Exactly repeat the full listing that follows.

----------------

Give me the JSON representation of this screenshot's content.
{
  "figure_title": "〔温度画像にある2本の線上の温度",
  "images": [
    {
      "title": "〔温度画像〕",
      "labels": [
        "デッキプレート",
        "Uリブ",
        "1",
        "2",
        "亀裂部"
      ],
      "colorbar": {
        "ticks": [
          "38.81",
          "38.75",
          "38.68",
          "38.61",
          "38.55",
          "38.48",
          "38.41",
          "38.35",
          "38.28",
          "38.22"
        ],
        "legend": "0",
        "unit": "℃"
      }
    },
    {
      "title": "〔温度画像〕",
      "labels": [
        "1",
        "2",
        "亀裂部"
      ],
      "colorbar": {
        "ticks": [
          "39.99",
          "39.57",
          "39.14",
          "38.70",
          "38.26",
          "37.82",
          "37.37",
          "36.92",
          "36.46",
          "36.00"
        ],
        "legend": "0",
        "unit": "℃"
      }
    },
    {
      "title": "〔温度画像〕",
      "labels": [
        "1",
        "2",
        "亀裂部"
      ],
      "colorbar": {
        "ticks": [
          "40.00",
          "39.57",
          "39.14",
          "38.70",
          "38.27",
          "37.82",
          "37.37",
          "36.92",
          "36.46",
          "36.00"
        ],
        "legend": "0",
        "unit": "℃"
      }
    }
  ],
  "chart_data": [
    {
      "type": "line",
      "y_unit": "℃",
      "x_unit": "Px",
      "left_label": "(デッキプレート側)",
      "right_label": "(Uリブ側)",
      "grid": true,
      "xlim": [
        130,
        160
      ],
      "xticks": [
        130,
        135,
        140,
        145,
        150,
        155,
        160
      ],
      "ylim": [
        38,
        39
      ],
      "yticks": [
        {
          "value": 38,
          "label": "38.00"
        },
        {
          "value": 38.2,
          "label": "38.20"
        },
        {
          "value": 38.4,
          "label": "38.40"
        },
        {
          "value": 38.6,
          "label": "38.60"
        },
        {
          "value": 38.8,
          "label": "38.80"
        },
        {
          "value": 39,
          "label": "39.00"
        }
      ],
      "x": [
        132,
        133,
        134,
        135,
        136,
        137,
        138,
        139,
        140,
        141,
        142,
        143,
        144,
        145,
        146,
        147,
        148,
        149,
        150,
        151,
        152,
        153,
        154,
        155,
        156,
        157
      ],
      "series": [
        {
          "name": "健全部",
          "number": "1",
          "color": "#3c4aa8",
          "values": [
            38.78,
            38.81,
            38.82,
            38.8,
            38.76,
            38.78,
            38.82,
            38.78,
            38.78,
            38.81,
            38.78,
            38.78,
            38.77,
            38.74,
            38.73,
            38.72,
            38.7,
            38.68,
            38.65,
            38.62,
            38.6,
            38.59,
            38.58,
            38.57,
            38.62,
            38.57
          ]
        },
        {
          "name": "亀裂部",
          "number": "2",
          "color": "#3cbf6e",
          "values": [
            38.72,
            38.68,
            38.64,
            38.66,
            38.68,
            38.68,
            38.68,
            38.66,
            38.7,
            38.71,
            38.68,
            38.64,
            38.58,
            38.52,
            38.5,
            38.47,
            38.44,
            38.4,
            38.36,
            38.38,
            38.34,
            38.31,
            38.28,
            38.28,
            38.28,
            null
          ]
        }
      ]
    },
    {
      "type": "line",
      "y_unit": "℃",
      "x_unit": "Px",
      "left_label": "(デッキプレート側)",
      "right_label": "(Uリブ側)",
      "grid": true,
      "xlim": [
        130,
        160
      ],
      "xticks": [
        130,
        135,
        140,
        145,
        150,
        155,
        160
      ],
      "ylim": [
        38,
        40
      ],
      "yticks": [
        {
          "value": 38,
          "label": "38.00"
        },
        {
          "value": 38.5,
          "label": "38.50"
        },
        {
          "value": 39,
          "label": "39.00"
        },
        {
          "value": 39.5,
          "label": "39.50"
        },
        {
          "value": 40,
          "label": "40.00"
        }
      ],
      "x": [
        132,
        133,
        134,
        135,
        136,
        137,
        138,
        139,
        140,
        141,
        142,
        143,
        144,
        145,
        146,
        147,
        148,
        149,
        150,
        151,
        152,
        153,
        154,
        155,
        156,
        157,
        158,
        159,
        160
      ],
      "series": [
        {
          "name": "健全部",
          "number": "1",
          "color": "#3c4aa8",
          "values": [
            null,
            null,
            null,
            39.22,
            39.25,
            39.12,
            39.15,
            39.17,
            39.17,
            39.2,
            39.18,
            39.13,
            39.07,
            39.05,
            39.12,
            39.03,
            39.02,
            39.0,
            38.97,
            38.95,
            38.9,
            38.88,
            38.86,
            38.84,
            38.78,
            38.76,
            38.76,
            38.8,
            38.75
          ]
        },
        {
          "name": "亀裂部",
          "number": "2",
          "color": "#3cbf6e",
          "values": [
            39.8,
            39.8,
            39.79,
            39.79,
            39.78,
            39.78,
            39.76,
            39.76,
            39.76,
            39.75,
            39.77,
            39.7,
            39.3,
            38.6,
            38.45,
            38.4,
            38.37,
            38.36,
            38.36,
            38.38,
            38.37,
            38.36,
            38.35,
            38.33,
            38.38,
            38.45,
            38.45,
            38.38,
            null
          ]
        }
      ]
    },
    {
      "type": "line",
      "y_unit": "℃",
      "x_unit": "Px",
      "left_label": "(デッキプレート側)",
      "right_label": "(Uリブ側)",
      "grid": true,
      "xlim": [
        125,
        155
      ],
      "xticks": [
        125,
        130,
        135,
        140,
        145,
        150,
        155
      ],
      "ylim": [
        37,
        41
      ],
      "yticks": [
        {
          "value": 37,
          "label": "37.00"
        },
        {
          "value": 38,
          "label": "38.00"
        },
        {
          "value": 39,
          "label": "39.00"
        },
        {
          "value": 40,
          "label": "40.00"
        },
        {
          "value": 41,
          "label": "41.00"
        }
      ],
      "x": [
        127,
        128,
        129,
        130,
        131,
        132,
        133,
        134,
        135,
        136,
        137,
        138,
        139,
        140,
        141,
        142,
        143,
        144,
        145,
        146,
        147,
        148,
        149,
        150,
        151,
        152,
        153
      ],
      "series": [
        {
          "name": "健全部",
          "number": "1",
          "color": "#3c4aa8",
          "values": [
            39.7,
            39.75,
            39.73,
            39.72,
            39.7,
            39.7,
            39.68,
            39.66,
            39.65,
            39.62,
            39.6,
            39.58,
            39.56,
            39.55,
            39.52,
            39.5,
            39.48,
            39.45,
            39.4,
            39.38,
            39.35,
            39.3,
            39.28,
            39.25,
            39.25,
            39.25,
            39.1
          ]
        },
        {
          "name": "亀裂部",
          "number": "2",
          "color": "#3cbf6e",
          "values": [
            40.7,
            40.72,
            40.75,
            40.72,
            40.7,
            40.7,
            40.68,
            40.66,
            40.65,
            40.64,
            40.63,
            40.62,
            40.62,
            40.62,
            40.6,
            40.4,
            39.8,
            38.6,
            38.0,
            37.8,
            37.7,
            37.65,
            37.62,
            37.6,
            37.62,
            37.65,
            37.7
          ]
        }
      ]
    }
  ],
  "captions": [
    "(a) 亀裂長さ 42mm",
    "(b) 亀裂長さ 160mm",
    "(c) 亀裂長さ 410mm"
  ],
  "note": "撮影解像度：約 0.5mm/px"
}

----------------

FINAL ANSWER
Give me the JSON representation of this screenshot's content.
{
  "figure_title": "〔温度画像にある2本の線上の温度",
  "images": [
    {
      "title": "〔温度画像〕",
      "labels": [
        "デッキプレート",
        "Uリブ",
        "1",
        "2",
        "亀裂部"
      ],
      "colorbar": {
        "ticks": [
          "38.81",
          "38.75",
          "38.68",
          "38.61",
          "38.55",
          "38.48",
          "38.41",
          "38.35",
          "38.28",
          "38.22"
        ],
        "legend": "0",
        "unit": "℃"
      }
    },
    {
      "title": "〔温度画像〕",
      "labels": [
        "1",
        "2",
        "亀裂部"
      ],
      "colorbar": {
        "ticks": [
          "39.99",
          "39.57",
          "39.14",
          "38.70",
          "38.26",
          "37.82",
          "37.37",
          "36.92",
          "36.46",
          "36.00"
        ],
        "legend": "0",
        "unit": "℃"
      }
    },
    {
      "title": "〔温度画像〕",
      "labels": [
        "1",
        "2",
        "亀裂部"
      ],
      "colorbar": {
        "ticks": [
          "40.00",
          "39.57",
          "39.14",
          "38.70",
          "38.27",
          "37.82",
          "37.37",
          "36.92",
          "36.46",
          "36.00"
        ],
        "legend": "0",
        "unit": "℃"
      }
    }
  ],
  "chart_data": [
    {
      "type": "line",
      "y_unit": "℃",
      "x_unit": "Px",
      "left_label": "(デッキプレート側)",
      "right_label": "(Uリブ側)",
      "grid": true,
      "xlim": [
        130,
        160
      ],
      "xticks": [
        130,
        135,
        140,
        145,
        150,
        155,
        160
      ],
      "ylim": [
        38,
        39
      ],
      "yticks": [
        {
          "value": 38,
          "label": "38.00"
        },
        {
          "value": 38.2,
          "label": "38.20"
        },
        {
          "value": 38.4,
          "label": "38.40"
        },
        {
          "value": 38.6,
          "label": "38.60"
        },
        {
          "value": 38.8,
          "label": "38.80"
        },
        {
          "value": 39,
          "label": "39.00"
        }
      ],
      "x": [
        132,
        133,
        134,
        135,
        136,
        137,
        138,
        139,
        140,
        141,
        142,
        143,
        144,
        145,
        146,
        147,
        148,
        149,
        150,
        151,
        152,
        153,
        154,
        155,
        156,
        157
      ],
      "series": [
        {
          "name": "健全部",
          "number": "1",
          "color": "#3c4aa8",
          "values": [
            38.78,
            38.81,
            38.82,
            38.8,
            38.76,
            38.78,
            38.82,
            38.78,
            38.78,
            38.81,
            38.78,
            38.78,
            38.77,
            38.74,
            38.73,
            38.72,
            38.7,
            38.68,
            38.65,
            38.62,
            38.6,
            38.59,
            38.58,
            38.57,
            38.62,
            38.57
          ]
        },
        {
          "name": "亀裂部",
          "number": "2",
          "color": "#3cbf6e",
          "values": [
            38.72,
            38.68,
            38.64,
            38.66,
            38.68,
            38.68,
            38.68,
            38.66,
            38.7,
            38.71,
            38.68,
            38.64,
            38.58,
            38.52,
            38.5,
            38.47,
            38.44,
            38.4,
            38.36,
            38.38,
            38.34,
            38.31,
            38.28,
            38.28,
            38.28,
            null
          ]
        }
      ]
    },
    {
      "type": "line",
      "y_unit": "℃",
      "x_unit": "Px",
      "left_label": "(デッキプレート側)",
      "right_label": "(Uリブ側)",
      "grid": true,
      "xlim": [
        130,
        160
      ],
      "xticks": [
        130,
        135,
        140,
        145,
        150,
        155,
        160
      ],
      "ylim": [
        38,
        40
      ],
      "yticks": [
        {
          "value": 38,
          "label": "38.00"
        },
        {
          "value": 38.5,
          "label": "38.50"
        },
        {
          "value": 39,
          "label": "39.00"
        },
        {
          "value": 39.5,
          "label": "39.50"
        },
        {
          "value": 40,
          "label": "40.00"
        }
      ],
      "x": [
        132,
        133,
        134,
        135,
        136,
        137,
        138,
        139,
        140,
        141,
        142,
        143,
        144,
        145,
        146,
        147,
        148,
        149,
        150,
        151,
        152,
        153,
        154,
        155,
        156,
        157,
        158,
        159,
        160
      ],
      "series": [
        {
          "name": "健全部",
          "number": "1",
          "color": "#3c4aa8",
          "values": [
            null,
            null,
            null,
            39.22,
            39.25,
            39.12,
            39.15,
            39.17,
            39.17,
            39.2,
            39.18,
            39.13,
            39.07,
            39.05,
            39.12,
            39.03,
            39.02,
            39.0,
            38.97,
            38.95,
            38.9,
            38.88,
            38.86,
            38.84,
            38.78,
            38.76,
            38.76,
            38.8,
            38.75
          ]
        },
        {
          "name": "亀裂部",
          "number": "2",
          "color": "#3cbf6e",
          "values": [
            39.8,
            39.8,
            39.79,
            39.79,
            39.78,
            39.78,
            39.76,
            39.76,
            39.76,
            39.75,
            39.77,
            39.7,
            39.3,
            38.6,
            38.45,
            38.4,
            38.37,
            38.36,
            38.36,
            38.38,
            38.37,
            38.36,
            38.35,
            38.33,
            38.38,
            38.45,
            38.45,
            38.38,
            null
          ]
        }
      ]
    },
    {
      "type": "line",
      "y_unit": "℃",
      "x_unit": "Px",
      "left_label": "(デッキプレート側)",
      "right_label": "(Uリブ側)",
      "grid": true,
      "xlim": [
        125,
        155
      ],
      "xticks": [
        125,
        130,
        135,
        140,
        145,
        150,
        155
      ],
      "ylim": [
        37,
        41
      ],
      "yticks": [
        {
          "value": 37,
          "label": "37.00"
        },
        {
          "value": 38,
          "label": "38.00"
        },
        {
          "value": 39,
          "label": "39.00"
        },
        {
          "value": 40,
          "label": "40.00"
        },
        {
          "value": 41,
          "label": "41.00"
        }
      ],
      "x": [
        127,
        128,
        129,
        130,
        131,
        132,
        133,
        134,
        135,
        136,
        137,
        138,
        139,
        140,
        141,
        142,
        143,
        144,
        145,
        146,
        147,
        148,
        149,
        150,
        151,
        152,
        153
      ],
      "series": [
        {
          "name": "健全部",
          "number": "1",
          "color": "#3c4aa8",
          "values": [
            39.7,
            39.75,
            39.73,
            39.72,
            39.7,
            39.7,
            39.68,
            39.66,
            39.65,
            39.62,
            39.6,
            39.58,
            39.56,
            39.55,
            39.52,
            39.5,
            39.48,
            39.45,
            39.4,
            39.38,
            39.35,
            39.3,
            39.28,
            39.25,
            39.25,
            39.25,
            39.1
          ]
        },
        {
          "name": "亀裂部",
          "number": "2",
          "color": "#3cbf6e",
          "values": [
            40.7,
            40.72,
            40.75,
            40.72,
            40.7,
            40.7,
            40.68,
            40.66,
            40.65,
            40.64,
            40.63,
            40.62,
            40.62,
            40.62,
            40.6,
            40.4,
            39.8,
            38.6,
            38.0,
            37.8,
            37.7,
            37.65,
            37.62,
            37.6,
            37.62,
            37.65,
            37.7
          ]
        }
      ]
    }
  ],
  "captions": [
    "(a) 亀裂長さ 42mm",
    "(b) 亀裂長さ 160mm",
    "(c) 亀裂長さ 410mm"
  ],
  "note": "撮影解像度：約 0.5mm/px"
}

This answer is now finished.